Would you copy out the whole listing exactly as given?

======== INFORMATION SUPPLIED ========

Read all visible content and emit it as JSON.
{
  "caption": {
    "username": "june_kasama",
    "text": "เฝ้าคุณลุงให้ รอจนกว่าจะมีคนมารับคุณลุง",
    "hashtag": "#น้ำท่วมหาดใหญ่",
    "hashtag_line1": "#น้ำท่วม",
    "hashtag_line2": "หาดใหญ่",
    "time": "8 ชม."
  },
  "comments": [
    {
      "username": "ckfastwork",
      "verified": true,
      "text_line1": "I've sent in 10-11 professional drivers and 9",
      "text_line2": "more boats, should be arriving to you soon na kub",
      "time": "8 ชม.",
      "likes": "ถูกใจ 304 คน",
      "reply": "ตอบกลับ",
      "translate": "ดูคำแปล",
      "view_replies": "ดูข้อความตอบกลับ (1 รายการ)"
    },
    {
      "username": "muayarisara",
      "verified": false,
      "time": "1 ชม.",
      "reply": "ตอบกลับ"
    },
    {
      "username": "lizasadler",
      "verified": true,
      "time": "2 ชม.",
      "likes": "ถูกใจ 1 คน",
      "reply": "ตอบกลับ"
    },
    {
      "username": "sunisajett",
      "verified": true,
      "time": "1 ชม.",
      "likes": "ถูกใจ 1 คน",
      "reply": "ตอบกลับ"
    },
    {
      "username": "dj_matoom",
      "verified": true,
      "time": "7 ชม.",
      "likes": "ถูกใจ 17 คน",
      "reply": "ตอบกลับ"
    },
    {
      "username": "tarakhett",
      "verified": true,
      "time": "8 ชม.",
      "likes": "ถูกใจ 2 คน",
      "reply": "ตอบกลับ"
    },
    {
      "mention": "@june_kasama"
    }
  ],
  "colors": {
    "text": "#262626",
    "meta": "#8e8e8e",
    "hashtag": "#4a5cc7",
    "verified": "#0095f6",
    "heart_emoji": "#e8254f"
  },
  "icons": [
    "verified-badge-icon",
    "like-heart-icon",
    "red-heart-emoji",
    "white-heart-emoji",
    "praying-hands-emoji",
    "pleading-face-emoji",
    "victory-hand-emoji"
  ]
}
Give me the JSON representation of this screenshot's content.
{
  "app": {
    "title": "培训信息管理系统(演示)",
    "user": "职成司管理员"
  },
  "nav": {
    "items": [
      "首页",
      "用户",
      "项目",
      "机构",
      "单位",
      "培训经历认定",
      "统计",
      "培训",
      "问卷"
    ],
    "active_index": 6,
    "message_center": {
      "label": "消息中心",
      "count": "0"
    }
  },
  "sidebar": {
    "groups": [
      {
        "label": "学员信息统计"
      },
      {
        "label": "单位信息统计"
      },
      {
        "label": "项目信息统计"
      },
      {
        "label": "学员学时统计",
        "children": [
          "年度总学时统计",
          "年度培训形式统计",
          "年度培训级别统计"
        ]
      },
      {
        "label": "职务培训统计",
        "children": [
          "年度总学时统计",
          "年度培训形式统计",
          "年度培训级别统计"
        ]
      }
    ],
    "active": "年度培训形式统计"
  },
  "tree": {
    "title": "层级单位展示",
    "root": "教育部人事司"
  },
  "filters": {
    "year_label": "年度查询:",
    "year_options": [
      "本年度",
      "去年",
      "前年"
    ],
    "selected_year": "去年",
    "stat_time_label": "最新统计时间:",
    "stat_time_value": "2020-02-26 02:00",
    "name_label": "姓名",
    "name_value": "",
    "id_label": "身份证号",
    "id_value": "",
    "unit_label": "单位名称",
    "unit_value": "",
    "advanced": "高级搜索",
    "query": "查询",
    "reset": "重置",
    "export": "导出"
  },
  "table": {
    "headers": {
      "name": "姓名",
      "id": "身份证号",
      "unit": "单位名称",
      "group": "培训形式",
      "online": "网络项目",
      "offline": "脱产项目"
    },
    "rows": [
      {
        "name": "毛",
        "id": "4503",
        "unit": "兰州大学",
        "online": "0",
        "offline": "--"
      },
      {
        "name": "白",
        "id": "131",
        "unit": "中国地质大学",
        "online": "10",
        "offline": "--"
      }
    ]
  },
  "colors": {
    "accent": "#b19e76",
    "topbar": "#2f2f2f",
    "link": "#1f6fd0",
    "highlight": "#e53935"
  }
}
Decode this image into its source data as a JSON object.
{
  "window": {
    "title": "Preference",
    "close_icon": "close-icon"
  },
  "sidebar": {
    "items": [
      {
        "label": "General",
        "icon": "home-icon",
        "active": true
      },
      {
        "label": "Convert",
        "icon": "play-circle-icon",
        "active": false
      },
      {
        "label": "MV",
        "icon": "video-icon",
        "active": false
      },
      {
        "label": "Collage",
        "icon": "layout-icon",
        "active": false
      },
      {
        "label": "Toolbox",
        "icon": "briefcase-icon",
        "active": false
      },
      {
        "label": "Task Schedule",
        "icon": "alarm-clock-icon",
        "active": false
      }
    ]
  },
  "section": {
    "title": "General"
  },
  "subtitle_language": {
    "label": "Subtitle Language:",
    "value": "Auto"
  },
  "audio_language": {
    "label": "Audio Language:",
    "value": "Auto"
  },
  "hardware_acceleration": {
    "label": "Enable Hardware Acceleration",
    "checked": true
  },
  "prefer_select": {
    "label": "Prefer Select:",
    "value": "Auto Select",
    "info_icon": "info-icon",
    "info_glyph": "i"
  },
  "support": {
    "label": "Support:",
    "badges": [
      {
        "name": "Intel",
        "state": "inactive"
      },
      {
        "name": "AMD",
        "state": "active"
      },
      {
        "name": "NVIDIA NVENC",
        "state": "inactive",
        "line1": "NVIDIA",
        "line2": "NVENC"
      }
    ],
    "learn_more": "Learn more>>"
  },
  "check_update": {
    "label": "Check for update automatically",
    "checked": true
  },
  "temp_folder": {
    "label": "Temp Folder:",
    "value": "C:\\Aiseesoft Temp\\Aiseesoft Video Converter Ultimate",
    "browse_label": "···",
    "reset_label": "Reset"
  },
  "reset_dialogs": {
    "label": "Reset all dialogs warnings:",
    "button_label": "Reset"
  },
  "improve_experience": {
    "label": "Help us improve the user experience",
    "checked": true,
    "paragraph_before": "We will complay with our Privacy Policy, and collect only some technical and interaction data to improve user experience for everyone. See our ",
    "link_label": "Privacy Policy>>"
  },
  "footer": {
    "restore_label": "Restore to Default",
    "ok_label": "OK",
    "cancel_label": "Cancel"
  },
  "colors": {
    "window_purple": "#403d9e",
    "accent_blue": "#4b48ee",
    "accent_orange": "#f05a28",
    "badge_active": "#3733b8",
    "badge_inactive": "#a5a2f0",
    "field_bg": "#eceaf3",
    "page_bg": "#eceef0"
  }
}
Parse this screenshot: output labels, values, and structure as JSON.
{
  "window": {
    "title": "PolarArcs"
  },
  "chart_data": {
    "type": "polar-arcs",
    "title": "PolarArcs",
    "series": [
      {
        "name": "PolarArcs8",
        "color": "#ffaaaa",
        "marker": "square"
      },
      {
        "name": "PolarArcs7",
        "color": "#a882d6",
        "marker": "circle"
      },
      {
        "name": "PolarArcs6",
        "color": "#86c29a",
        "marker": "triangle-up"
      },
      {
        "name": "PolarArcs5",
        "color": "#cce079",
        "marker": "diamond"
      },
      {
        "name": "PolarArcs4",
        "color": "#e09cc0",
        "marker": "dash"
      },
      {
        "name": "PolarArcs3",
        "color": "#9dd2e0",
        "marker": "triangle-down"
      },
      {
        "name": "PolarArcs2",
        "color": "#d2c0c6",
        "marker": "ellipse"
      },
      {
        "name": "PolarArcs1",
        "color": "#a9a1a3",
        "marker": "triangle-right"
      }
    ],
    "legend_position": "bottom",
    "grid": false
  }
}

========

__SOLUTION TO THE EXERCISE__:
Read all visible content and emit it as JSON.
{
  "caption": {
    "username": "june_kasama",
    "text": "เฝ้าคุณลุงให้ รอจนกว่าจะมีคนมารับคุณลุง",
    "hashtag": "#น้ำท่วมหาดใหญ่",
    "hashtag_line1": "#น้ำท่วม",
    "hashtag_line2": "หาดใหญ่",
    "time": "8 ชม."
  },
  "comments": [
    {
      "username": "ckfastwork",
      "verified": true,
      "text_line1": "I've sent in 10-11 professional drivers and 9",
      "text_line2": "more boats, should be arriving to you soon na kub",
      "time": "8 ชม.",
      "likes": "ถูกใจ 304 คน",
      "reply": "ตอบกลับ",
      "translate": "ดูคำแปล",
      "view_replies": "ดูข้อความตอบกลับ (1 รายการ)"
    },
    {
      "username": "muayarisara",
      "verified": false,
      "time": "1 ชม.",
      "reply": "ตอบกลับ"
    },
    {
      "username": "lizasadler",
      "verified": true,
      "time": "2 ชม.",
      "likes": "ถูกใจ 1 คน",
      "reply": "ตอบกลับ"
    },
    {
      "username": "sunisajett",
      "verified": true,
      "time": "1 ชม.",
      "likes": "ถูกใจ 1 คน",
      "reply": "ตอบกลับ"
    },
    {
      "username": "dj_matoom",
      "verified": true,
      "time": "7 ชม.",
      "likes": "ถูกใจ 17 คน",
      "reply": "ตอบกลับ"
    },
    {
      "username": "tarakhett",
      "verified": true,
      "time": "8 ชม.",
      "likes": "ถูกใจ 2 คน",
      "reply": "ตอบกลับ"
    },
    {
      "mention": "@june_kasama"
    }
  ],
  "colors": {
    "text": "#262626",
    "meta": "#8e8e8e",
    "hashtag": "#4a5cc7",
    "verified": "#0095f6",
    "heart_emoji": "#e8254f"
  },
  "icons": [
    "verified-badge-icon",
    "like-heart-icon",
    "red-heart-emoji",
    "white-heart-emoji",
    "praying-hands-emoji",
    "pleading-face-emoji",
    "victory-hand-emoji"
  ]
}
Give me the JSON representation of this screenshot's content.
{
  "app": {
    "title": "培训信息管理系统(演示)",
    "user": "职成司管理员"
  },
  "nav": {
    "items": [
      "首页",
      "用户",
      "项目",
      "机构",
      "单位",
      "培训经历认定",
      "统计",
      "培训",
      "问卷"
    ],
    "active_index": 6,
    "message_center": {
      "label": "消息中心",
      "count": "0"
    }
  },
  "sidebar": {
    "groups": [
      {
        "label": "学员信息统计"
      },
      {
        "label": "单位信息统计"
      },
      {
        "label": "项目信息统计"
      },
      {
        "label": "学员学时统计",
        "children": [
          "年度总学时统计",
          "年度培训形式统计",
          "年度培训级别统计"
        ]
      },
      {
        "label": "职务培训统计",
        "children": [
          "年度总学时统计",
          "年度培训形式统计",
          "年度培训级别统计"
        ]
      }
    ],
    "active": "年度培训形式统计"
  },
  "tree": {
    "title": "层级单位展示",
    "root": "教育部人事司"
  },
  "filters": {
    "year_label": "年度查询:",
    "year_options": [
      "本年度",
      "去年",
      "前年"
    ],
    "selected_year": "去年",
    "stat_time_label": "最新统计时间:",
    "stat_time_value": "2020-02-26 02:00",
    "name_label": "姓名",
    "name_value": "",
    "id_label": "身份证号",
    "id_value": "",
    "unit_label": "单位名称",
    "unit_value": "",
    "advanced": "高级搜索",
    "query": "查询",
    "reset": "重置",
    "export": "导出"
  },
  "table": {
    "headers": {
      "name": "姓名",
      "id": "身份证号",
      "unit": "单位名称",
      "group": "培训形式",
      "online": "网络项目",
      "offline": "脱产项目"
    },
    "rows": [
      {
        "name": "毛",
        "id": "4503",
        "unit": "兰州大学",
        "online": "0",
        "offline": "--"
      },
      {
        "name": "白",
        "id": "131",
        "unit": "中国地质大学",
        "online": "10",
        "offline": "--"
      }
    ]
  },
  "colors": {
    "accent": "#b19e76",
    "topbar": "#2f2f2f",
    "link": "#1f6fd0",
    "highlight": "#e53935"
  }
}
Decode this image into its source data as a JSON object.
{
  "window": {
    "title": "Preference",
    "close_icon": "close-icon"
  },
  "sidebar": {
    "items": [
      {
        "label": "General",
        "icon": "home-icon",
        "active": true
      },
      {
        "label": "Convert",
        "icon": "play-circle-icon",
        "active": false
      },
      {
        "label": "MV",
        "icon": "video-icon",
        "active": false
      },
      {
        "label": "Collage",
        "icon": "layout-icon",
        "active": false
      },
      {
        "label": "Toolbox",
        "icon": "briefcase-icon",
        "active": false
      },
      {
        "label": "Task Schedule",
        "icon": "alarm-clock-icon",
        "active": false
      }
    ]
  },
  "section": {
    "title": "General"
  },
  "subtitle_language": {
    "label": "Subtitle Language:",
    "value": "Auto"
  },
  "audio_language": {
    "label": "Audio Language:",
    "value": "Auto"
  },
  "hardware_acceleration": {
    "label": "Enable Hardware Acceleration",
    "checked": true
  },
  "prefer_select": {
    "label": "Prefer Select:",
    "value": "Auto Select",
    "info_icon": "info-icon",
    "info_glyph": "i"
  },
  "support": {
    "label": "Support:",
    "badges": [
      {
        "name": "Intel",
        "state": "inactive"
      },
      {
        "name": "AMD",
        "state": "active"
      },
      {
        "name": "NVIDIA NVENC",
        "state": "inactive",
        "line1": "NVIDIA",
        "line2": "NVENC"
      }
    ],
    "learn_more": "Learn more>>"
  },
  "check_update": {
    "label": "Check for update automatically",
    "checked": true
  },
  "temp_folder": {
    "label": "Temp Folder:",
    "value": "C:\\Aiseesoft Temp\\Aiseesoft Video Converter Ultimate",
    "browse_label": "···",
    "reset_label": "Reset"
  },
  "reset_dialogs": {
    "label": "Reset all dialogs warnings:",
    "button_label": "Reset"
  },
  "improve_experience": {
    "label": "Help us improve the user experience",
    "checked": true,
    "paragraph_before": "We will complay with our Privacy Policy, and collect only some technical and interaction data to improve user experience for everyone. See our ",
    "link_label": "Privacy Policy>>"
  },
  "footer": {
    "restore_label": "Restore to Default",
    "ok_label": "OK",
    "cancel_label": "Cancel"
  },
  "colors": {
    "window_purple": "#403d9e",
    "accent_blue": "#4b48ee",
    "accent_orange": "#f05a28",
    "badge_active": "#3733b8",
    "badge_inactive": "#a5a2f0",
    "field_bg": "#eceaf3",
    "page_bg": "#eceef0"
  }
}
Parse this screenshot: output labels, values, and structure as JSON.
{
  "window": {
    "title": "PolarArcs"
  },
  "chart_data": {
    "type": "polar-arcs",
    "title": "PolarArcs",
    "series": [
      {
        "name": "PolarArcs8",
        "color": "#ffaaaa",
        "marker": "square"
      },
      {
        "name": "PolarArcs7",
        "color": "#a882d6",
        "marker": "circle"
      },
      {
        "name": "PolarArcs6",
        "color": "#86c29a",
        "marker": "triangle-up"
      },
      {
        "name": "PolarArcs5",
        "color": "#cce079",
        "marker": "diamond"
      },
      {
        "name": "PolarArcs4",
        "color": "#e09cc0",
        "marker": "dash"
      },
      {
        "name": "PolarArcs3",
        "color": "#9dd2e0",
        "marker": "triangle-down"
      },
      {
        "name": "PolarArcs2",
        "color": "#d2c0c6",
        "marker": "ellipse"
      },
      {
        "name": "PolarArcs1",
        "color": "#a9a1a3",
        "marker": "triangle-right"
      }
    ],
    "legend_position": "bottom",
    "grid": false
  }
}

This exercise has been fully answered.